_Что нужно сделать_
A: Во что переоделся ринг-анонсер Чак Халл на «коронации», описанной в исходном тексте?
B: Назовите все предметы, которые в последнем абзаце исходного текста надевают на рассказчика или вручают ему.
C: Соответствуют ли исходному тексту следующие утверждения: (i) на церемонии пел детский хор; (ii) корону на голову рассказчику возложил Дон Кинг; (iii) Чака Халла окружали восемь трубачей?

_Исходный текст_
##############################

После боя Дон Кинг призвал организовать «коронацию», чтобы отпраздновать завоевание мной титула абсолютного чемпиона. Я не хотел никуда идти, но Джимми сказал, что это составная часть бизнеса, поэтому мне пришлось принять в этом участие. Я чувствовал себя участником шоу уродов. Чак Халл, ринг-анонсер, переоделся в средневековый английский костюм. Он был окружен шестью пародийными трубачами из числа лейб-гвардейцев, одетыми в елизаветинские синие бархатные костюмы и шляпы, украшенные перьями. Они строем сопровождали по красной ковровой дорожке двух моих «жертв» – «сэра Костолома» и «сэра Мизинца». Затем Халл объявил:
– Слушайте, слушайте все! Приказом населения мира бокса в этот славный тысяча девятьсот восемьдесят седьмой год объявляется, что в землях, далеких и близких, человек, который лучше всех, стал триумфатором на квадратном четырехугольном поле битвы, а посему настоящим возвещается о том, что он абсолютный чемпион мира в тяжелом весе.
Затем Дон Кинг произнес одну из своих типичных говенных речей. Он всегда хотел быть более известным, чем боксеры. Вслед за этим всех руководителей телекомпании HBO и боксерских промоутеров заставили промаршировать по красной ковровой дорожке. Пел детский хор. Были задействованы такие знаменитости, как Деннис Хоппер[94 - Деннис Ли Хоппер (1936–2010) – американский киноактер, кинорежиссер, художник и фотограф.] и Филип Майкл Томас[95 - Филип Майкл Томас (род. в 1949 г.) – известный американский киноактер.], которые раздавали памятные подарки и призы всякой мелюзге. Когда настала очередь моего друга Эдди Мерфи вручать призы, он выдал экспромт: «Человек отмутузил всех подряд – и не получил никакого приза. Зато все белые получили свои призы. Я этого не понимаю».
Самое интересное приберегли напоследок. На плечи мне набросили мантию из шиншиллы, а Али возложил мне на голову корону, усыпанную драгоценностями, как выразился Кинг, «финтифлюшками, рубинами и другими классными безделушками». Затем мне вручили ожерелье, украшенное драгоценными камнями, и усыпанный драгоценностями скипетр от «Ювелира Феликса».

##############################

_Раздел данных_
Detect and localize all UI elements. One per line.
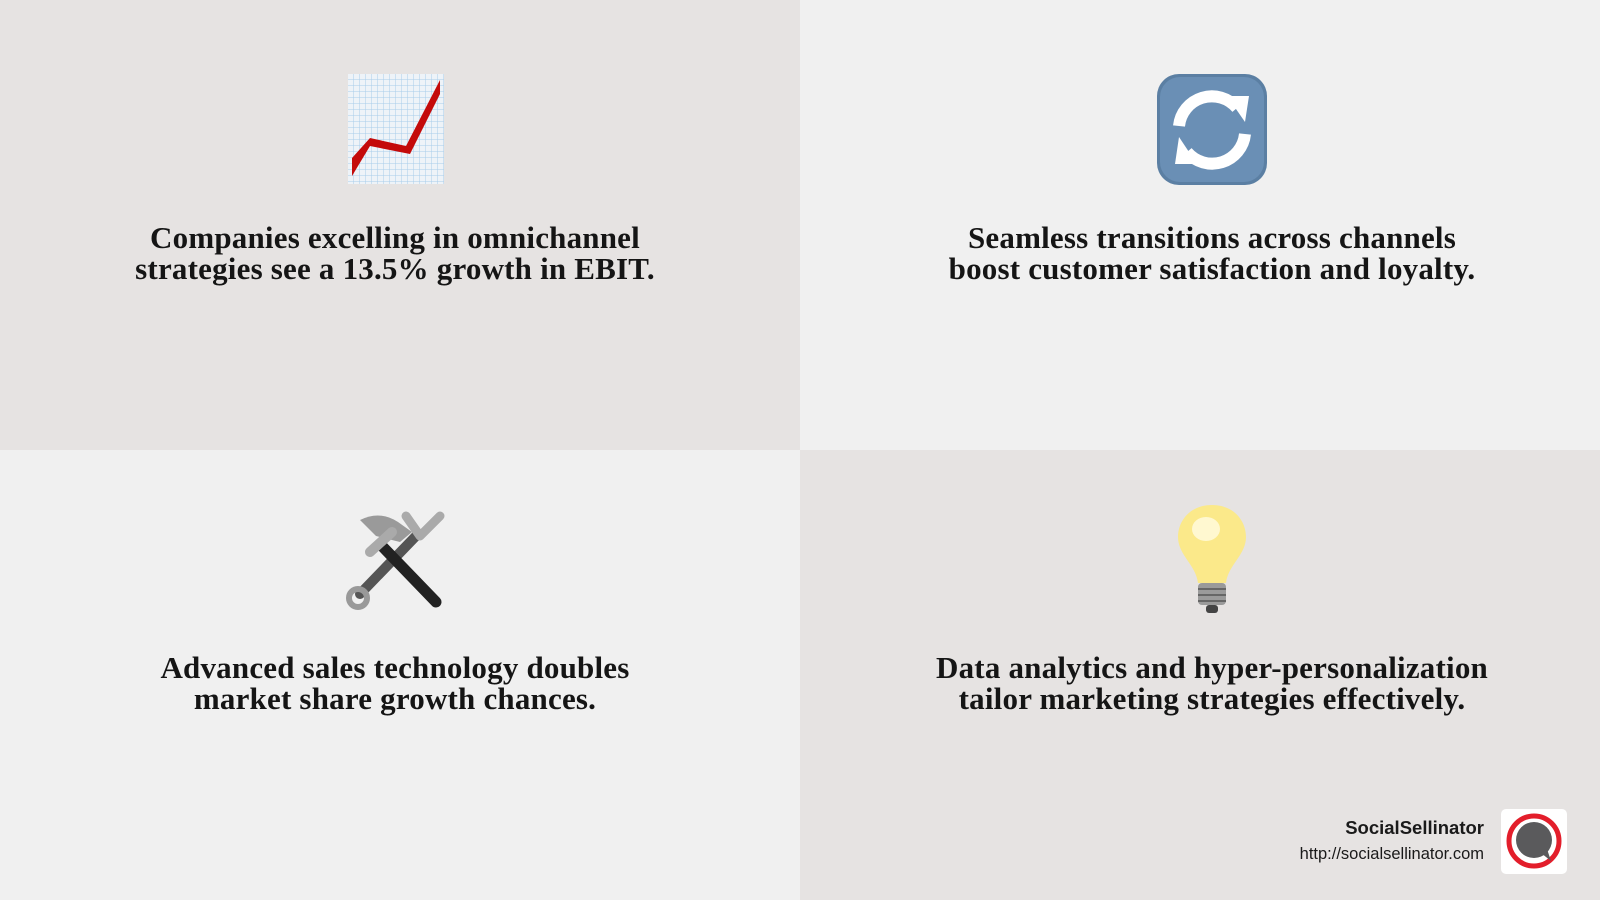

##############################

_Ответы к заданиям_
A: В средневековый английский костюм.

B: Мантия из шиншиллы, корона, усыпанная драгоценностями, ожерелье, украшенное драгоценными камнями, и усыпанный драгоценностями скипетр от «Ювелира Феликса».

C:
(i) Да: «Пел детский хор».
(ii) Нет: «Али возложил мне на голову корону».
(iii) Нет: «Он был окружен шестью пародийными трубачами».